Lines of data:

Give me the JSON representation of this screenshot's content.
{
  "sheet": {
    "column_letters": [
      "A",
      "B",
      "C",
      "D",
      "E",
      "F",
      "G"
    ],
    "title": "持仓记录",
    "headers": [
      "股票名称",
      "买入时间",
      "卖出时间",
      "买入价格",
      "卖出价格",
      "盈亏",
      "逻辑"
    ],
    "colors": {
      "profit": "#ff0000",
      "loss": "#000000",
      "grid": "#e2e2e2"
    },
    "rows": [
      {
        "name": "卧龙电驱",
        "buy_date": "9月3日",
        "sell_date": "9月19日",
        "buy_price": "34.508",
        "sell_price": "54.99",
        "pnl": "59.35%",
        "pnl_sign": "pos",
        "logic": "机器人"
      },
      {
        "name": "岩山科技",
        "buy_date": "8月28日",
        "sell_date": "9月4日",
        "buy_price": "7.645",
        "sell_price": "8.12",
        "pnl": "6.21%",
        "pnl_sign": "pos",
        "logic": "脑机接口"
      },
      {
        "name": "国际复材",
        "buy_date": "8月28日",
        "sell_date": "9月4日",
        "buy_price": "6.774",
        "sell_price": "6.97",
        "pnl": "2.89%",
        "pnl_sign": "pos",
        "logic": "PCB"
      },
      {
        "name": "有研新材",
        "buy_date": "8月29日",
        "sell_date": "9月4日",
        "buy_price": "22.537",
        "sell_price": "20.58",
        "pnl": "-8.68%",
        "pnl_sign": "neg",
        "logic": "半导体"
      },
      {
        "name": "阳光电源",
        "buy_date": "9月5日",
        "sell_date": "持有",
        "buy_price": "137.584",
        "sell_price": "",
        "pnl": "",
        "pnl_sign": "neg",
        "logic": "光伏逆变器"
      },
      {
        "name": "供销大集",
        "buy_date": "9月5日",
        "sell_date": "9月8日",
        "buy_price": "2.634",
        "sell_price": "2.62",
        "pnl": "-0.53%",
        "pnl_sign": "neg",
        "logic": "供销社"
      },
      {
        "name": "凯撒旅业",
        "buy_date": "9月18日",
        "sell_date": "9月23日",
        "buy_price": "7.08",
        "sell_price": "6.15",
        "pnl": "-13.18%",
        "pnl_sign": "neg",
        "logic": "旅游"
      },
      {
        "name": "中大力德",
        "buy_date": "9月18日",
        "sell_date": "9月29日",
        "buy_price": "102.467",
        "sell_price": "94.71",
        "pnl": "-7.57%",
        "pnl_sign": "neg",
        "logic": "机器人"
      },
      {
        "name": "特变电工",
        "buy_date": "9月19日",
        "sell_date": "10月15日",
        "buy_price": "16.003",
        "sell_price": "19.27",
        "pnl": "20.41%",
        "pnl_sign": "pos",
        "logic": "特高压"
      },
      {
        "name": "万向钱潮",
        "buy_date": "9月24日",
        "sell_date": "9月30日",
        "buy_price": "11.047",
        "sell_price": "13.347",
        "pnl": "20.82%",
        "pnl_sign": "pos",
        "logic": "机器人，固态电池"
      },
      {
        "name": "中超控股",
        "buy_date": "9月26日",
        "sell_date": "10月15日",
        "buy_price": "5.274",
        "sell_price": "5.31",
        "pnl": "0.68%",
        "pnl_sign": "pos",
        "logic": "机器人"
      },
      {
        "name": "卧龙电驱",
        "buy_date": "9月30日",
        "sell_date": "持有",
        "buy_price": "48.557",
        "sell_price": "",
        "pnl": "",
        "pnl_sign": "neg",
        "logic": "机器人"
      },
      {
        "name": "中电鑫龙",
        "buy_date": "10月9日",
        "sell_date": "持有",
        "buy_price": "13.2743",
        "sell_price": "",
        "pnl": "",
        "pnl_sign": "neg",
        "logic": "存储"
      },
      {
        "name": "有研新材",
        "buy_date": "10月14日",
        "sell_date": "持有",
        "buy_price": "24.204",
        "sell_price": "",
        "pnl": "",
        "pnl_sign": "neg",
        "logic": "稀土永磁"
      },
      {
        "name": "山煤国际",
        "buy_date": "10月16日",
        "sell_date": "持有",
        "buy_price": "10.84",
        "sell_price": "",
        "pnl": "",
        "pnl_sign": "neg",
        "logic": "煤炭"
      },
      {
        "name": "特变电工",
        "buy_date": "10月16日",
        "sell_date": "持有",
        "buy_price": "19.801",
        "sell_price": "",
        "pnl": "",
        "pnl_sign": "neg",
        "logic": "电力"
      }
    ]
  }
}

What is asked: The whole listing above needs to be written out again exactly.

In response:
Give me the JSON representation of this screenshot's content.
{
  "sheet": {
    "column_letters": [
      "A",
      "B",
      "C",
      "D",
      "E",
      "F",
      "G"
    ],
    "title": "持仓记录",
    "headers": [
      "股票名称",
      "买入时间",
      "卖出时间",
      "买入价格",
      "卖出价格",
      "盈亏",
      "逻辑"
    ],
    "colors": {
      "profit": "#ff0000",
      "loss": "#000000",
      "grid": "#e2e2e2"
    },
    "rows": [
      {
        "name": "卧龙电驱",
        "buy_date": "9月3日",
        "sell_date": "9月19日",
        "buy_price": "34.508",
        "sell_price": "54.99",
        "pnl": "59.35%",
        "pnl_sign": "pos",
        "logic": "机器人"
      },
      {
        "name": "岩山科技",
        "buy_date": "8月28日",
        "sell_date": "9月4日",
        "buy_price": "7.645",
        "sell_price": "8.12",
        "pnl": "6.21%",
        "pnl_sign": "pos",
        "logic": "脑机接口"
      },
      {
        "name": "国际复材",
        "buy_date": "8月28日",
        "sell_date": "9月4日",
        "buy_price": "6.774",
        "sell_price": "6.97",
        "pnl": "2.89%",
        "pnl_sign": "pos",
        "logic": "PCB"
      },
      {
        "name": "有研新材",
        "buy_date": "8月29日",
        "sell_date": "9月4日",
        "buy_price": "22.537",
        "sell_price": "20.58",
        "pnl": "-8.68%",
        "pnl_sign": "neg",
        "logic": "半导体"
      },
      {
        "name": "阳光电源",
        "buy_date": "9月5日",
        "sell_date": "持有",
        "buy_price": "137.584",
        "sell_price": "",
        "pnl": "",
        "pnl_sign": "neg",
        "logic": "光伏逆变器"
      },
      {
        "name": "供销大集",
        "buy_date": "9月5日",
        "sell_date": "9月8日",
        "buy_price": "2.634",
        "sell_price": "2.62",
        "pnl": "-0.53%",
        "pnl_sign": "neg",
        "logic": "供销社"
      },
      {
        "name": "凯撒旅业",
        "buy_date": "9月18日",
        "sell_date": "9月23日",
        "buy_price": "7.08",
        "sell_price": "6.15",
        "pnl": "-13.18%",
        "pnl_sign": "neg",
        "logic": "旅游"
      },
      {
        "name": "中大力德",
        "buy_date": "9月18日",
        "sell_date": "9月29日",
        "buy_price": "102.467",
        "sell_price": "94.71",
        "pnl": "-7.57%",
        "pnl_sign": "neg",
        "logic": "机器人"
      },
      {
        "name": "特变电工",
        "buy_date": "9月19日",
        "sell_date": "10月15日",
        "buy_price": "16.003",
        "sell_price": "19.27",
        "pnl": "20.41%",
        "pnl_sign": "pos",
        "logic": "特高压"
      },
      {
        "name": "万向钱潮",
        "buy_date": "9月24日",
        "sell_date": "9月30日",
        "buy_price": "11.047",
        "sell_price": "13.347",
        "pnl": "20.82%",
        "pnl_sign": "pos",
        "logic": "机器人，固态电池"
      },
      {
        "name": "中超控股",
        "buy_date": "9月26日",
        "sell_date": "10月15日",
        "buy_price": "5.274",
        "sell_price": "5.31",
        "pnl": "0.68%",
        "pnl_sign": "pos",
        "logic": "机器人"
      },
      {
        "name": "卧龙电驱",
        "buy_date": "9月30日",
        "sell_date": "持有",
        "buy_price": "48.557",
        "sell_price": "",
        "pnl": "",
        "pnl_sign": "neg",
        "logic": "机器人"
      },
      {
        "name": "中电鑫龙",
        "buy_date": "10月9日",
        "sell_date": "持有",
        "buy_price": "13.2743",
        "sell_price": "",
        "pnl": "",
        "pnl_sign": "neg",
        "logic": "存储"
      },
      {
        "name": "有研新材",
        "buy_date": "10月14日",
        "sell_date": "持有",
        "buy_price": "24.204",
        "sell_price": "",
        "pnl": "",
        "pnl_sign": "neg",
        "logic": "稀土永磁"
      },
      {
        "name": "山煤国际",
        "buy_date": "10月16日",
        "sell_date": "持有",
        "buy_price": "10.84",
        "sell_price": "",
        "pnl": "",
        "pnl_sign": "neg",
        "logic": "煤炭"
      },
      {
        "name": "特变电工",
        "buy_date": "10月16日",
        "sell_date": "持有",
        "buy_price": "19.801",
        "sell_price": "",
        "pnl": "",
        "pnl_sign": "neg",
        "logic": "电力"
      }
    ]
  }
}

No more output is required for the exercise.